Dataset items
+ + + + +

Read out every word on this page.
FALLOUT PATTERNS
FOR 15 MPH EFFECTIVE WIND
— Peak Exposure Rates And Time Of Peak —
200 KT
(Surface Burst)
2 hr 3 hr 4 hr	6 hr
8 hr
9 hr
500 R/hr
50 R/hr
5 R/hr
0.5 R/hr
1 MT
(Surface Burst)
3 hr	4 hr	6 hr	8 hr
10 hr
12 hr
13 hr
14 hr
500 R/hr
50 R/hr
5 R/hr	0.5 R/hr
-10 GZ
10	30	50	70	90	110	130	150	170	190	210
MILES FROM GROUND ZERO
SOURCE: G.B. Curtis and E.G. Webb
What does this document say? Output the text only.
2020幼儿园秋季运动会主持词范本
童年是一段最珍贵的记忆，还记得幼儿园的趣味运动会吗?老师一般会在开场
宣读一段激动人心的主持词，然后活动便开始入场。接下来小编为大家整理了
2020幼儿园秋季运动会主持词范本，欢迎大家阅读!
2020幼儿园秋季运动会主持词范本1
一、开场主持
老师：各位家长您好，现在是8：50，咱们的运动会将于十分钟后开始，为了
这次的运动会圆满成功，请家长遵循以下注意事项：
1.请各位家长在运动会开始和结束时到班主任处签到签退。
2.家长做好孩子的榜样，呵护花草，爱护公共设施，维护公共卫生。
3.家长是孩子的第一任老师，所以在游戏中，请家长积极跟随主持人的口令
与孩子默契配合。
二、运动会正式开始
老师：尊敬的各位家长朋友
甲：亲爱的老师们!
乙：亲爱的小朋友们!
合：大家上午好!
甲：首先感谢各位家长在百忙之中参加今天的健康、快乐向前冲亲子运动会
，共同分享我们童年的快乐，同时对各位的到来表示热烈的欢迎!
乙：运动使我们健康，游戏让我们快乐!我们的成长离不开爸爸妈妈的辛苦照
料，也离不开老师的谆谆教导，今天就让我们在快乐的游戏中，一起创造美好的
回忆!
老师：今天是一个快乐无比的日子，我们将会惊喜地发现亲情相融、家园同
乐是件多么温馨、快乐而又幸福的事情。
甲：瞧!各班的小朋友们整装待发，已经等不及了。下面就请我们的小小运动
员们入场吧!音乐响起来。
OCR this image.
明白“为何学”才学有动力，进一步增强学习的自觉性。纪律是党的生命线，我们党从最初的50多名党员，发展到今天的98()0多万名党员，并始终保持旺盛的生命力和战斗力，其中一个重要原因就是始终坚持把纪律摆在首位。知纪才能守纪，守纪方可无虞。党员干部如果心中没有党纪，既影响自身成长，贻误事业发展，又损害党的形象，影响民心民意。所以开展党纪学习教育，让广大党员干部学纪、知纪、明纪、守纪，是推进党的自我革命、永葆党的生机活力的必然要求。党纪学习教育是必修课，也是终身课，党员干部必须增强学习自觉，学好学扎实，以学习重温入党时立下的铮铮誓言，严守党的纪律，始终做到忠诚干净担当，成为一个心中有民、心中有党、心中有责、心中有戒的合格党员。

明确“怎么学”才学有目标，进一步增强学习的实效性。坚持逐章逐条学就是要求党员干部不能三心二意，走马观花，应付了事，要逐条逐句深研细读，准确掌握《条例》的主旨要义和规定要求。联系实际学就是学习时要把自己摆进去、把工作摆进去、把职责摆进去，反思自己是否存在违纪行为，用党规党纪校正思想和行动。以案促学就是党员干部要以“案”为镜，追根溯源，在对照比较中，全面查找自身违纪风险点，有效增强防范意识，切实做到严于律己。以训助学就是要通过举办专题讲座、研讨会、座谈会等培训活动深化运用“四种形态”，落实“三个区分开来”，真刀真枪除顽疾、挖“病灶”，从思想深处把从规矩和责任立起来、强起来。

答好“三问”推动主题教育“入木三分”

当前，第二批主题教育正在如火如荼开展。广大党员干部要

+ + + + +

Task to complete:
Extract each entry in full, exactly as given.

Exercise answer:
Read out every word on this page.
FALLOUT PATTERNS
FOR 15 MPH EFFECTIVE WIND
— Peak Exposure Rates And Time Of Peak —
200 KT
(Surface Burst)
2 hr 3 hr 4 hr	6 hr
8 hr
9 hr
500 R/hr
50 R/hr
5 R/hr
0.5 R/hr
1 MT
(Surface Burst)
3 hr	4 hr	6 hr	8 hr
10 hr
12 hr
13 hr
14 hr
500 R/hr
50 R/hr
5 R/hr	0.5 R/hr
-10 GZ
10	30	50	70	90	110	130	150	170	190	210
MILES FROM GROUND ZERO
SOURCE: G.B. Curtis and E.G. Webb
What does this document say? Output the text only.
2020幼儿园秋季运动会主持词范本
童年是一段最珍贵的记忆，还记得幼儿园的趣味运动会吗?老师一般会在开场
宣读一段激动人心的主持词，然后活动便开始入场。接下来小编为大家整理了
2020幼儿园秋季运动会主持词范本，欢迎大家阅读!
2020幼儿园秋季运动会主持词范本1
一、开场主持
老师：各位家长您好，现在是8：50，咱们的运动会将于十分钟后开始，为了
这次的运动会圆满成功，请家长遵循以下注意事项：
1.请各位家长在运动会开始和结束时到班主任处签到签退。
2.家长做好孩子的榜样，呵护花草，爱护公共设施，维护公共卫生。
3.家长是孩子的第一任老师，所以在游戏中，请家长积极跟随主持人的口令
与孩子默契配合。
二、运动会正式开始
老师：尊敬的各位家长朋友
甲：亲爱的老师们!
乙：亲爱的小朋友们!
合：大家上午好!
甲：首先感谢各位家长在百忙之中参加今天的健康、快乐向前冲亲子运动会
，共同分享我们童年的快乐，同时对各位的到来表示热烈的欢迎!
乙：运动使我们健康，游戏让我们快乐!我们的成长离不开爸爸妈妈的辛苦照
料，也离不开老师的谆谆教导，今天就让我们在快乐的游戏中，一起创造美好的
回忆!
老师：今天是一个快乐无比的日子，我们将会惊喜地发现亲情相融、家园同
乐是件多么温馨、快乐而又幸福的事情。
甲：瞧!各班的小朋友们整装待发，已经等不及了。下面就请我们的小小运动
员们入场吧!音乐响起来。
OCR this image.
明白“为何学”才学有动力，进一步增强学习的自觉性。纪律是党的生命线，我们党从最初的50多名党员，发展到今天的98()0多万名党员，并始终保持旺盛的生命力和战斗力，其中一个重要原因就是始终坚持把纪律摆在首位。知纪才能守纪，守纪方可无虞。党员干部如果心中没有党纪，既影响自身成长，贻误事业发展，又损害党的形象，影响民心民意。所以开展党纪学习教育，让广大党员干部学纪、知纪、明纪、守纪，是推进党的自我革命、永葆党的生机活力的必然要求。党纪学习教育是必修课，也是终身课，党员干部必须增强学习自觉，学好学扎实，以学习重温入党时立下的铮铮誓言，严守党的纪律，始终做到忠诚干净担当，成为一个心中有民、心中有党、心中有责、心中有戒的合格党员。

明确“怎么学”才学有目标，进一步增强学习的实效性。坚持逐章逐条学就是要求党员干部不能三心二意，走马观花，应付了事，要逐条逐句深研细读，准确掌握《条例》的主旨要义和规定要求。联系实际学就是学习时要把自己摆进去、把工作摆进去、把职责摆进去，反思自己是否存在违纪行为，用党规党纪校正思想和行动。以案促学就是党员干部要以“案”为镜，追根溯源，在对照比较中，全面查找自身违纪风险点，有效增强防范意识，切实做到严于律己。以训助学就是要通过举办专题讲座、研讨会、座谈会等培训活动深化运用“四种形态”，落实“三个区分开来”，真刀真枪除顽疾、挖“病灶”，从思想深处把从规矩和责任立起来、强起来。

答好“三问”推动主题教育“入木三分”

当前，第二批主题教育正在如火如荼开展。广大党员干部要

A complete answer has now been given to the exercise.